■ **Your goal**
Every line below must be reproduced exactly. Copy them all.

■ **Records from a data source**
________________

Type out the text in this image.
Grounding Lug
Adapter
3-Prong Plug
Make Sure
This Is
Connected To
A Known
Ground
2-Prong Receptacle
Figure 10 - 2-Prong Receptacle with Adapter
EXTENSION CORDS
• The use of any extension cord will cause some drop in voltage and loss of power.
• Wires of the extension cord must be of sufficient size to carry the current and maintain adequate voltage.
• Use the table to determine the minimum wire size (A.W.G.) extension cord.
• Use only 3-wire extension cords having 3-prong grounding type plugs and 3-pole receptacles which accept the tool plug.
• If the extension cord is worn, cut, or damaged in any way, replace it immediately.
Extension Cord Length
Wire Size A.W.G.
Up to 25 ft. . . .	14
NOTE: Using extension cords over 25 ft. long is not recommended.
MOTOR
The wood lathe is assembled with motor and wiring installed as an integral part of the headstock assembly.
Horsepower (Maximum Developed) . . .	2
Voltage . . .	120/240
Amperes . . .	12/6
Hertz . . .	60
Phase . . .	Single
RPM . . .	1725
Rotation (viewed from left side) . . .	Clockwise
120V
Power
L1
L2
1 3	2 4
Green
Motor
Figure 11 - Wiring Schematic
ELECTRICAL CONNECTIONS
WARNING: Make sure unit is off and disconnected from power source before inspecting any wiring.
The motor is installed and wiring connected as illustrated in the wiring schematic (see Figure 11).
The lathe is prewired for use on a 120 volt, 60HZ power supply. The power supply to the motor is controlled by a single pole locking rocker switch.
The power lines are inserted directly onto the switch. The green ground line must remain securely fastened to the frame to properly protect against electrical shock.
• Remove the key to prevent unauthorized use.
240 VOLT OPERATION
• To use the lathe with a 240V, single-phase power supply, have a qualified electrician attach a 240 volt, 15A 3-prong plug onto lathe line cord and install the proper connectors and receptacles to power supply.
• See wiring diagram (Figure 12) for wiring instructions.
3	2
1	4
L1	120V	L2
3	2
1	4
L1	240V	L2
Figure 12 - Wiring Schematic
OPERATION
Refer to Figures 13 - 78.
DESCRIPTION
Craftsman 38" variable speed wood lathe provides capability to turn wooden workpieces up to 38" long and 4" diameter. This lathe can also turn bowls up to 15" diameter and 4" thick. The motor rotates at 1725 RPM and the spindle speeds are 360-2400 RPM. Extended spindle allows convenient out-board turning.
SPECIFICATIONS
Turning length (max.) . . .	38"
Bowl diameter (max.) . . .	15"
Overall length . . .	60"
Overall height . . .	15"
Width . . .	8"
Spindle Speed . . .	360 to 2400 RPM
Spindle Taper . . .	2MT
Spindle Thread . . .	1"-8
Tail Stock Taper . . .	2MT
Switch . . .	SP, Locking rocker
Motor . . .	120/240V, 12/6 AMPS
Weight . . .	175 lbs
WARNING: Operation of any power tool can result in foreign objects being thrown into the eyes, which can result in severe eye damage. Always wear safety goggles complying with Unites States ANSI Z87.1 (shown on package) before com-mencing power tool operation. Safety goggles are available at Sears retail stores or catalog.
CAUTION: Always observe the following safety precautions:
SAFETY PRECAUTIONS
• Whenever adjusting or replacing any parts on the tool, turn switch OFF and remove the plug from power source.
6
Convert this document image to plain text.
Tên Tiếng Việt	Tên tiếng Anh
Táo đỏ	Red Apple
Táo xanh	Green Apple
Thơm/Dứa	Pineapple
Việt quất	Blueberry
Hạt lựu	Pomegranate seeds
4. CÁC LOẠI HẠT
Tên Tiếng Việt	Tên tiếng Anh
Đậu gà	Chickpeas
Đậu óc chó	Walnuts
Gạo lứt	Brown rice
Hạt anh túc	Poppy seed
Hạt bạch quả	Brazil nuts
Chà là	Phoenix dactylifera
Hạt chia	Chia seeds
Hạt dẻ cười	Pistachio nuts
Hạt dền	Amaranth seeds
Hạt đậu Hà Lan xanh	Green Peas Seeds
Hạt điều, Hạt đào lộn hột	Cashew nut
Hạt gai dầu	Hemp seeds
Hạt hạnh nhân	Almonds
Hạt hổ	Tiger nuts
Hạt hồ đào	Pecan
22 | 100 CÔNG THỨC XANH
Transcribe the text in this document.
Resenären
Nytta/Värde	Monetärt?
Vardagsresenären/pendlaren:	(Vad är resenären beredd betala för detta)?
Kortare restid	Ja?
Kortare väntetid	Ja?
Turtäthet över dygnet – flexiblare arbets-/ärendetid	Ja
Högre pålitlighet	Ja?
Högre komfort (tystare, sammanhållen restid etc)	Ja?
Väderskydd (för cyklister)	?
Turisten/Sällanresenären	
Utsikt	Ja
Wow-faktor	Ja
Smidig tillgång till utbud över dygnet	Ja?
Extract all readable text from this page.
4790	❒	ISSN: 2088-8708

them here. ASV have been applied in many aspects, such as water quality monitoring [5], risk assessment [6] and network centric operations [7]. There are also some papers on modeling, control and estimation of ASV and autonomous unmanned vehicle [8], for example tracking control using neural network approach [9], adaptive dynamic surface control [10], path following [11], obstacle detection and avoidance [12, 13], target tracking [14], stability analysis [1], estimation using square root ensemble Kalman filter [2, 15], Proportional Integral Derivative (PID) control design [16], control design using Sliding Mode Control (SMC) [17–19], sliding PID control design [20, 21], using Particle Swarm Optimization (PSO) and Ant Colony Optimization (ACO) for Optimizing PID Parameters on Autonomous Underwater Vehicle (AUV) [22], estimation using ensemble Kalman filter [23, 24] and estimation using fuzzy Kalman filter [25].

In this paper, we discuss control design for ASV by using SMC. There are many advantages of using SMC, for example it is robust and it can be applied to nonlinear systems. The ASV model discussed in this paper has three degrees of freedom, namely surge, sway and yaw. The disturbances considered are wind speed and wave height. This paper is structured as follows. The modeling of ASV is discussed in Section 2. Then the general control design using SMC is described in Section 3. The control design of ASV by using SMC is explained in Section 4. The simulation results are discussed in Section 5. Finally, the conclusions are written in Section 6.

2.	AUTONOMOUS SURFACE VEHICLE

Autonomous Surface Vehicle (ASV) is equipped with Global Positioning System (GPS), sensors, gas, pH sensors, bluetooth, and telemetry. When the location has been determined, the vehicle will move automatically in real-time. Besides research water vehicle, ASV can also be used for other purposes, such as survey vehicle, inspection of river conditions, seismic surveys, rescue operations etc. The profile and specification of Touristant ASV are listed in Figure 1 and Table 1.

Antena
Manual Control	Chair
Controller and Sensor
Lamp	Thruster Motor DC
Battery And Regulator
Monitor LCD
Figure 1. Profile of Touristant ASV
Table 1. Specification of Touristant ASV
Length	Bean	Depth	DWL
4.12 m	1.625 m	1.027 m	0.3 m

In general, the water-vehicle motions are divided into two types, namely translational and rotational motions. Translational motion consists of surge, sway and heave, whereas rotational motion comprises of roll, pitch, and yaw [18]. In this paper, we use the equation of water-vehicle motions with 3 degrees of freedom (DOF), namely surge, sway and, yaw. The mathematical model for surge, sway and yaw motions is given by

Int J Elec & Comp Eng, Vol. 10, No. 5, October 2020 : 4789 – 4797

________________

■ **Complete answer**
Type out the text in this image.
Grounding Lug
Adapter
3-Prong Plug
Make Sure
This Is
Connected To
A Known
Ground
2-Prong Receptacle
Figure 10 - 2-Prong Receptacle with Adapter
EXTENSION CORDS
• The use of any extension cord will cause some drop in voltage and loss of power.
• Wires of the extension cord must be of sufficient size to carry the current and maintain adequate voltage.
• Use the table to determine the minimum wire size (A.W.G.) extension cord.
• Use only 3-wire extension cords having 3-prong grounding type plugs and 3-pole receptacles which accept the tool plug.
• If the extension cord is worn, cut, or damaged in any way, replace it immediately.
Extension Cord Length
Wire Size A.W.G.
Up to 25 ft. . . .	14
NOTE: Using extension cords over 25 ft. long is not recommended.
MOTOR
The wood lathe is assembled with motor and wiring installed as an integral part of the headstock assembly.
Horsepower (Maximum Developed) . . .	2
Voltage . . .	120/240
Amperes . . .	12/6
Hertz . . .	60
Phase . . .	Single
RPM . . .	1725
Rotation (viewed from left side) . . .	Clockwise
120V
Power
L1
L2
1 3	2 4
Green
Motor
Figure 11 - Wiring Schematic
ELECTRICAL CONNECTIONS
WARNING: Make sure unit is off and disconnected from power source before inspecting any wiring.
The motor is installed and wiring connected as illustrated in the wiring schematic (see Figure 11).
The lathe is prewired for use on a 120 volt, 60HZ power supply. The power supply to the motor is controlled by a single pole locking rocker switch.
The power lines are inserted directly onto the switch. The green ground line must remain securely fastened to the frame to properly protect against electrical shock.
• Remove the key to prevent unauthorized use.
240 VOLT OPERATION
• To use the lathe with a 240V, single-phase power supply, have a qualified electrician attach a 240 volt, 15A 3-prong plug onto lathe line cord and install the proper connectors and receptacles to power supply.
• See wiring diagram (Figure 12) for wiring instructions.
3	2
1	4
L1	120V	L2
3	2
1	4
L1	240V	L2
Figure 12 - Wiring Schematic
OPERATION
Refer to Figures 13 - 78.
DESCRIPTION
Craftsman 38" variable speed wood lathe provides capability to turn wooden workpieces up to 38" long and 4" diameter. This lathe can also turn bowls up to 15" diameter and 4" thick. The motor rotates at 1725 RPM and the spindle speeds are 360-2400 RPM. Extended spindle allows convenient out-board turning.
SPECIFICATIONS
Turning length (max.) . . .	38"
Bowl diameter (max.) . . .	15"
Overall length . . .	60"
Overall height . . .	15"
Width . . .	8"
Spindle Speed . . .	360 to 2400 RPM
Spindle Taper . . .	2MT
Spindle Thread . . .	1"-8
Tail Stock Taper . . .	2MT
Switch . . .	SP, Locking rocker
Motor . . .	120/240V, 12/6 AMPS
Weight . . .	175 lbs
WARNING: Operation of any power tool can result in foreign objects being thrown into the eyes, which can result in severe eye damage. Always wear safety goggles complying with Unites States ANSI Z87.1 (shown on package) before com-mencing power tool operation. Safety goggles are available at Sears retail stores or catalog.
CAUTION: Always observe the following safety precautions:
SAFETY PRECAUTIONS
• Whenever adjusting or replacing any parts on the tool, turn switch OFF and remove the plug from power source.
6
Convert this document image to plain text.
Tên Tiếng Việt	Tên tiếng Anh
Táo đỏ	Red Apple
Táo xanh	Green Apple
Thơm/Dứa	Pineapple
Việt quất	Blueberry
Hạt lựu	Pomegranate seeds
4. CÁC LOẠI HẠT
Tên Tiếng Việt	Tên tiếng Anh
Đậu gà	Chickpeas
Đậu óc chó	Walnuts
Gạo lứt	Brown rice
Hạt anh túc	Poppy seed
Hạt bạch quả	Brazil nuts
Chà là	Phoenix dactylifera
Hạt chia	Chia seeds
Hạt dẻ cười	Pistachio nuts
Hạt dền	Amaranth seeds
Hạt đậu Hà Lan xanh	Green Peas Seeds
Hạt điều, Hạt đào lộn hột	Cashew nut
Hạt gai dầu	Hemp seeds
Hạt hạnh nhân	Almonds
Hạt hổ	Tiger nuts
Hạt hồ đào	Pecan
22 | 100 CÔNG THỨC XANH
Transcribe the text in this document.
Resenären
Nytta/Värde	Monetärt?
Vardagsresenären/pendlaren:	(Vad är resenären beredd betala för detta)?
Kortare restid	Ja?
Kortare väntetid	Ja?
Turtäthet över dygnet – flexiblare arbets-/ärendetid	Ja
Högre pålitlighet	Ja?
Högre komfort (tystare, sammanhållen restid etc)	Ja?
Väderskydd (för cyklister)	?
Turisten/Sällanresenären	
Utsikt	Ja
Wow-faktor	Ja
Smidig tillgång till utbud över dygnet	Ja?
Extract all readable text from this page.
4790	❒	ISSN: 2088-8708

them here. ASV have been applied in many aspects, such as water quality monitoring [5], risk assessment [6] and network centric operations [7]. There are also some papers on modeling, control and estimation of ASV and autonomous unmanned vehicle [8], for example tracking control using neural network approach [9], adaptive dynamic surface control [10], path following [11], obstacle detection and avoidance [12, 13], target tracking [14], stability analysis [1], estimation using square root ensemble Kalman filter [2, 15], Proportional Integral Derivative (PID) control design [16], control design using Sliding Mode Control (SMC) [17–19], sliding PID control design [20, 21], using Particle Swarm Optimization (PSO) and Ant Colony Optimization (ACO) for Optimizing PID Parameters on Autonomous Underwater Vehicle (AUV) [22], estimation using ensemble Kalman filter [23, 24] and estimation using fuzzy Kalman filter [25].

In this paper, we discuss control design for ASV by using SMC. There are many advantages of using SMC, for example it is robust and it can be applied to nonlinear systems. The ASV model discussed in this paper has three degrees of freedom, namely surge, sway and yaw. The disturbances considered are wind speed and wave height. This paper is structured as follows. The modeling of ASV is discussed in Section 2. Then the general control design using SMC is described in Section 3. The control design of ASV by using SMC is explained in Section 4. The simulation results are discussed in Section 5. Finally, the conclusions are written in Section 6.

2.	AUTONOMOUS SURFACE VEHICLE

Autonomous Surface Vehicle (ASV) is equipped with Global Positioning System (GPS), sensors, gas, pH sensors, bluetooth, and telemetry. When the location has been determined, the vehicle will move automatically in real-time. Besides research water vehicle, ASV can also be used for other purposes, such as survey vehicle, inspection of river conditions, seismic surveys, rescue operations etc. The profile and specification of Touristant ASV are listed in Figure 1 and Table 1.

Antena
Manual Control	Chair
Controller and Sensor
Lamp	Thruster Motor DC
Battery And Regulator
Monitor LCD
Figure 1. Profile of Touristant ASV
Table 1. Specification of Touristant ASV
Length	Bean	Depth	DWL
4.12 m	1.625 m	1.027 m	0.3 m

In general, the water-vehicle motions are divided into two types, namely translational and rotational motions. Translational motion consists of surge, sway and heave, whereas rotational motion comprises of roll, pitch, and yaw [18]. In this paper, we use the equation of water-vehicle motions with 3 degrees of freedom (DOF), namely surge, sway and, yaw. The mathematical model for surge, sway and yaw motions is given by

Int J Elec & Comp Eng, Vol. 10, No. 5, October 2020 : 4789 – 4797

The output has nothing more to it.